** begin Supplied information **

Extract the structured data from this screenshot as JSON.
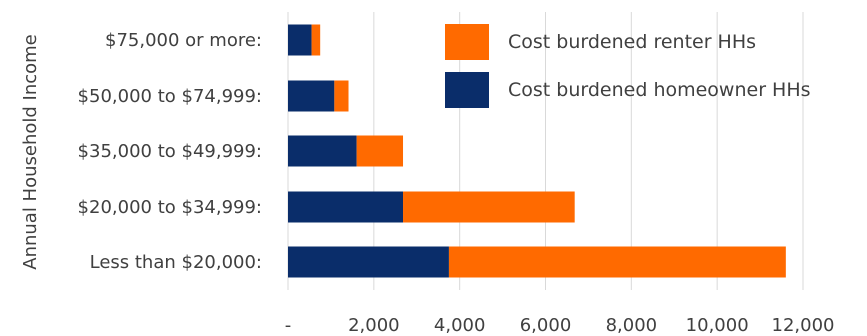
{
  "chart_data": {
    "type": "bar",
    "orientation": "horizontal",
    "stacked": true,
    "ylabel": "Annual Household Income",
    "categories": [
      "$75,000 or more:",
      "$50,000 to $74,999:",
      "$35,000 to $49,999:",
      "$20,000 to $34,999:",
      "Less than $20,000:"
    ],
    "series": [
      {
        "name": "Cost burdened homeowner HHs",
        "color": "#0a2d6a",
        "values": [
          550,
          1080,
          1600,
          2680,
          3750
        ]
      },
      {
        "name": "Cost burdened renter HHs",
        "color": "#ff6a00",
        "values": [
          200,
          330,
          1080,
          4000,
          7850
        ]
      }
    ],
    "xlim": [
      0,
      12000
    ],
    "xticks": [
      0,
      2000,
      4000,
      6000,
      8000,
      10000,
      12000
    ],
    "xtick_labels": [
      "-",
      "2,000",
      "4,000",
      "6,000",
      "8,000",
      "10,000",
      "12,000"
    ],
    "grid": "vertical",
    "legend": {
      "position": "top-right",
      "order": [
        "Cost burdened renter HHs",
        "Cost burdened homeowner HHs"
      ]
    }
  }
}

** end Supplied information **

Print every entry exactly as written, without the pictures.

- _Task response_:
Extract the structured data from this screenshot as JSON.
{
  "chart_data": {
    "type": "bar",
    "orientation": "horizontal",
    "stacked": true,
    "ylabel": "Annual Household Income",
    "categories": [
      "$75,000 or more:",
      "$50,000 to $74,999:",
      "$35,000 to $49,999:",
      "$20,000 to $34,999:",
      "Less than $20,000:"
    ],
    "series": [
      {
        "name": "Cost burdened homeowner HHs",
        "color": "#0a2d6a",
        "values": [
          550,
          1080,
          1600,
          2680,
          3750
        ]
      },
      {
        "name": "Cost burdened renter HHs",
        "color": "#ff6a00",
        "values": [
          200,
          330,
          1080,
          4000,
          7850
        ]
      }
    ],
    "xlim": [
      0,
      12000
    ],
    "xticks": [
      0,
      2000,
      4000,
      6000,
      8000,
      10000,
      12000
    ],
    "xtick_labels": [
      "-",
      "2,000",
      "4,000",
      "6,000",
      "8,000",
      "10,000",
      "12,000"
    ],
    "grid": "vertical",
    "legend": {
      "position": "top-right",
      "order": [
        "Cost burdened renter HHs",
        "Cost burdened homeowner HHs"
      ]
    }
  }
}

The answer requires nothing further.